_Task instructions_.
Return the lines from the one with "svg-text:5: 5 <box>422 107 426 115</box>" up to and including the one with "svg-text:0: 0 <box>373 356 377 364</box>", character for character.

_Provided records_.
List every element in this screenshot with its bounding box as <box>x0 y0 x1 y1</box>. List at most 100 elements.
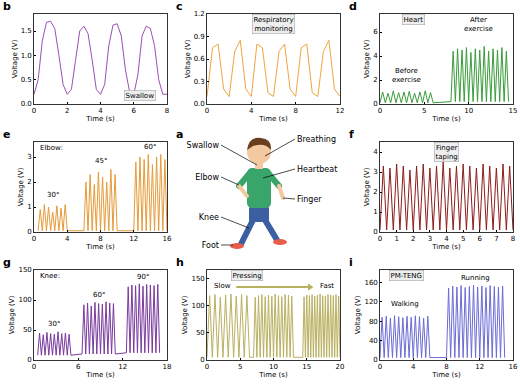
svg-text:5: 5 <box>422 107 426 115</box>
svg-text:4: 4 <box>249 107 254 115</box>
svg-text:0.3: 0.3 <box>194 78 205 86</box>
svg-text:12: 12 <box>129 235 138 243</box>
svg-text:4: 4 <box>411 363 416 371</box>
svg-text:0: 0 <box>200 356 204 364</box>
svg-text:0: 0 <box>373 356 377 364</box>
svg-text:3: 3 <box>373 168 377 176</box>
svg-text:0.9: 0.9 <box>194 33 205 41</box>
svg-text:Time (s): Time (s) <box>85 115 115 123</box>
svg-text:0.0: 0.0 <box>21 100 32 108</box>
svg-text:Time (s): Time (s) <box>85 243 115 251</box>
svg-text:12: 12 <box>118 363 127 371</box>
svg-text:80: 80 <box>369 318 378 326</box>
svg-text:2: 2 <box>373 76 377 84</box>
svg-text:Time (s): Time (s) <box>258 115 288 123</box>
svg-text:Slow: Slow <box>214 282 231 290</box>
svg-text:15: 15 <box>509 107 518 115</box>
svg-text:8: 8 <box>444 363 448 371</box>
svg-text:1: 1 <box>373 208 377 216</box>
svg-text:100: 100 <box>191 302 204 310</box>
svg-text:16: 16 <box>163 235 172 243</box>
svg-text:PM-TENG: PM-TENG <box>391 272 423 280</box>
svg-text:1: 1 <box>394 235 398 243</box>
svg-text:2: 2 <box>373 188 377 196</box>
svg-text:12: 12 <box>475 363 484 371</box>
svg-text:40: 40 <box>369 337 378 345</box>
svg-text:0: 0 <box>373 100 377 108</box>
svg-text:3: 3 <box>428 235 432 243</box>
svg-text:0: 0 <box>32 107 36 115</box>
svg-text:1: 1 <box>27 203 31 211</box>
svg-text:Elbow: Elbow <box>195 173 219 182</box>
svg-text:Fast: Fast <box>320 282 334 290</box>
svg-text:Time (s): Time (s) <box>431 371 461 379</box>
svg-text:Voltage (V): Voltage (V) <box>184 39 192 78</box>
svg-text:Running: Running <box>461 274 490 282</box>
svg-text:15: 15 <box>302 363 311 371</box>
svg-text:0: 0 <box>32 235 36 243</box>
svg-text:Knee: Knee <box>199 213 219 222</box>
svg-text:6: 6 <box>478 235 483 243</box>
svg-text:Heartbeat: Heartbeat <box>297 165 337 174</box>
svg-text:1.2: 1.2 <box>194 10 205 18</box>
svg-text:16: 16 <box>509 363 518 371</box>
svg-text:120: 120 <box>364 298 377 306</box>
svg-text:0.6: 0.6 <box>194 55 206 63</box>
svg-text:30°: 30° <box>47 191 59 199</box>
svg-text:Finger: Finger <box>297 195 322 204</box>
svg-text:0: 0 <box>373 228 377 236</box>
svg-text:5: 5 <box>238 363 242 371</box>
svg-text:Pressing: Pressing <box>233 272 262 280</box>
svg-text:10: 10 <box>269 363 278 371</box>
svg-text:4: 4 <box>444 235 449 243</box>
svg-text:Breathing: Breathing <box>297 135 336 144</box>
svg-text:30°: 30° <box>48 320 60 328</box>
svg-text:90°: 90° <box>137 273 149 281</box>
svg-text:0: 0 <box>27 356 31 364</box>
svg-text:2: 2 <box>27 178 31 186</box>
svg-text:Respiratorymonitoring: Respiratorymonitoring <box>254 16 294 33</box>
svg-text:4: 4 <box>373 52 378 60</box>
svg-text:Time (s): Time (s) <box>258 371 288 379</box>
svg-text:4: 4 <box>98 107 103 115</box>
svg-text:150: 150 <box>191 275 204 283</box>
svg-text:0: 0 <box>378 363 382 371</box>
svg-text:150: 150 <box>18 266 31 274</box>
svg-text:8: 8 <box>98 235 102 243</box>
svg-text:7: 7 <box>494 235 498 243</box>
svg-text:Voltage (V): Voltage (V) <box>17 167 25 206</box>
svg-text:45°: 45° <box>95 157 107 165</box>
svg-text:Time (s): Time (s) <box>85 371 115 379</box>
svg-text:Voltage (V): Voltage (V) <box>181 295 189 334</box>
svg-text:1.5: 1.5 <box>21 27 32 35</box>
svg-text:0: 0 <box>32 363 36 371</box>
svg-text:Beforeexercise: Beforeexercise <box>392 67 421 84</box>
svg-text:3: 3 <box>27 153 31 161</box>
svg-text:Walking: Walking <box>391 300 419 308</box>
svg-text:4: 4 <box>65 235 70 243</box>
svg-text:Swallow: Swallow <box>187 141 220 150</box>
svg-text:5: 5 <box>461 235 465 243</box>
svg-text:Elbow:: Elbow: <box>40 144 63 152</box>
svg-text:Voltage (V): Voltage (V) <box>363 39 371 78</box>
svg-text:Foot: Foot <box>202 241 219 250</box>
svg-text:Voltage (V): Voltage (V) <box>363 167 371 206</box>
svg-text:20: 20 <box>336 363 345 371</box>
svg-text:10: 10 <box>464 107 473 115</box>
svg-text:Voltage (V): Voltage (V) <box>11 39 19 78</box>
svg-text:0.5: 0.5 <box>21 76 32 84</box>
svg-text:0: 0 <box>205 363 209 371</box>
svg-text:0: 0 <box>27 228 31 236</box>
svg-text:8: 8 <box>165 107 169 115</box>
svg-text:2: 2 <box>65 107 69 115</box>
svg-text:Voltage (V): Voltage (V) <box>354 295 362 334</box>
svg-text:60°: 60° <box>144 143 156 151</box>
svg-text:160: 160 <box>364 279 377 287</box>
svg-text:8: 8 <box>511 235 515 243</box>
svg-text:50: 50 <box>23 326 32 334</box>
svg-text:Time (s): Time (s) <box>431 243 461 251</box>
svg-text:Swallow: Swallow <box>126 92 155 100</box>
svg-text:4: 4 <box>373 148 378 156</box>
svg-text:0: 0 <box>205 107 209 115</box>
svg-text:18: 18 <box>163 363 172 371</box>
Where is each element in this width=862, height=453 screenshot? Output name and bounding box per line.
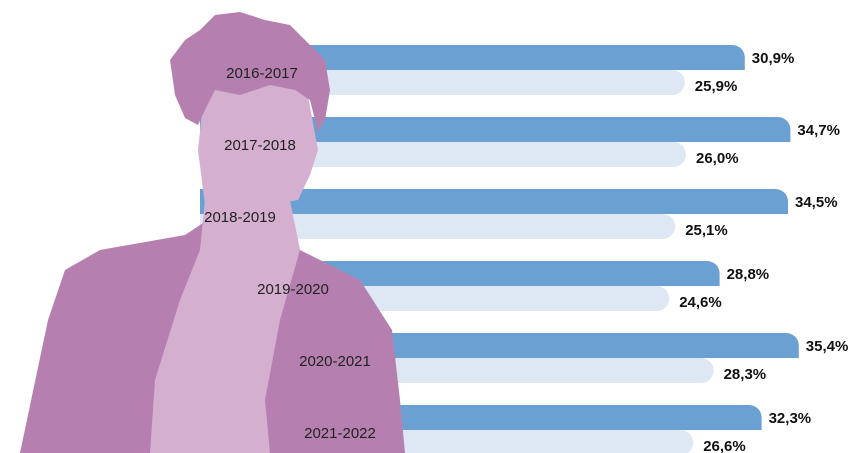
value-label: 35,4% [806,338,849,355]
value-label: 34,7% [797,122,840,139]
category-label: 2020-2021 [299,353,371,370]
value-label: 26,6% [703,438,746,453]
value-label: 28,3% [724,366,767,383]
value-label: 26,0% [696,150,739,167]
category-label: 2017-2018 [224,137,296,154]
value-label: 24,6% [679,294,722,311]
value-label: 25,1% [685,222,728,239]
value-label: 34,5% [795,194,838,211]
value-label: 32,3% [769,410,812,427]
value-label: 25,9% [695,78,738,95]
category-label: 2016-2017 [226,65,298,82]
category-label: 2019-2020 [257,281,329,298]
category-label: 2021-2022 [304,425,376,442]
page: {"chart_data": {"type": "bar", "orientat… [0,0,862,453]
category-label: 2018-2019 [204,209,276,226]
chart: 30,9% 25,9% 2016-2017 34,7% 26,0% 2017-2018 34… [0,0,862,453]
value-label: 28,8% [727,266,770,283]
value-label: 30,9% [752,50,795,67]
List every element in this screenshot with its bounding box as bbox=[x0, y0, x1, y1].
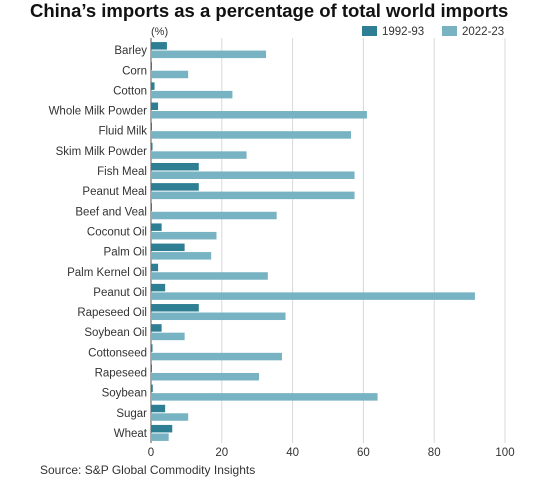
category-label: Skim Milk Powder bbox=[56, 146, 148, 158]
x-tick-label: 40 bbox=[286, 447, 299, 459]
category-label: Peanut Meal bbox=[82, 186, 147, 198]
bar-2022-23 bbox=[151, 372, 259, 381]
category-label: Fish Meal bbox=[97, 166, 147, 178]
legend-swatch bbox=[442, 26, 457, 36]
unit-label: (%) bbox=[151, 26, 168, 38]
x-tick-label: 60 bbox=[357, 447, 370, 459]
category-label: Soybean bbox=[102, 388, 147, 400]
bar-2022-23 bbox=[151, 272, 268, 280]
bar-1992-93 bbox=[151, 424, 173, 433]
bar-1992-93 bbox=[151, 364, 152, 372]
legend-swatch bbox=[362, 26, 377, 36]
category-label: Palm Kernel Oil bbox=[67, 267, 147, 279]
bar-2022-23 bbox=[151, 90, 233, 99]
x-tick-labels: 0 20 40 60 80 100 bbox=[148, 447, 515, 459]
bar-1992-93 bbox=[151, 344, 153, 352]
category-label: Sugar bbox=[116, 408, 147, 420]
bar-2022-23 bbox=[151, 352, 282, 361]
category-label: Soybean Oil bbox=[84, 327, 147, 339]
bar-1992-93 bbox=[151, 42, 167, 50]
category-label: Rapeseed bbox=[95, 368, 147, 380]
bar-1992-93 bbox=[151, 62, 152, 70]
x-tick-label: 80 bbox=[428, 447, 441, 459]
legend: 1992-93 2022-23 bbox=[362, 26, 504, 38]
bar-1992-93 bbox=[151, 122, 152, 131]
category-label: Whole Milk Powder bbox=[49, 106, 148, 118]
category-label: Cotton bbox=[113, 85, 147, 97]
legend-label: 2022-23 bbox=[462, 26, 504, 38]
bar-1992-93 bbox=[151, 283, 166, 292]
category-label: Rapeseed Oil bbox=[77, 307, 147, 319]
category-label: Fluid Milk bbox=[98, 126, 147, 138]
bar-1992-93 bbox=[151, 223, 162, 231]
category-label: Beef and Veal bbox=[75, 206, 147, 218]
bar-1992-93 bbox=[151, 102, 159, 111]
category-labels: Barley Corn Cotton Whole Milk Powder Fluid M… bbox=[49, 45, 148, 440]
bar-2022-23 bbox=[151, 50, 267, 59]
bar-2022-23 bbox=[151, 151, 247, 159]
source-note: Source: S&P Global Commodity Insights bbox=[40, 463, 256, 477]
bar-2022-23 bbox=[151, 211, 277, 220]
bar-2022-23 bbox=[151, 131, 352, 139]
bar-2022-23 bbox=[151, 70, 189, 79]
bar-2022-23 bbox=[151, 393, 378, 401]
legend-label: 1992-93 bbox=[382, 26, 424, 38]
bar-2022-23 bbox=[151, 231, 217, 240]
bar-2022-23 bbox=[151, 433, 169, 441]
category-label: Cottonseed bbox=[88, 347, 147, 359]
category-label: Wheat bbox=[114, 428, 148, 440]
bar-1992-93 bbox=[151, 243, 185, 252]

_Result below_.
svg-text:5: 5 <box>422 107 426 115</box>
svg-text:4: 4 <box>249 107 254 115</box>
svg-text:0.3: 0.3 <box>194 78 205 86</box>
svg-text:12: 12 <box>129 235 138 243</box>
svg-text:4: 4 <box>411 363 416 371</box>
svg-text:0: 0 <box>200 356 204 364</box>
svg-text:0: 0 <box>373 356 377 364</box>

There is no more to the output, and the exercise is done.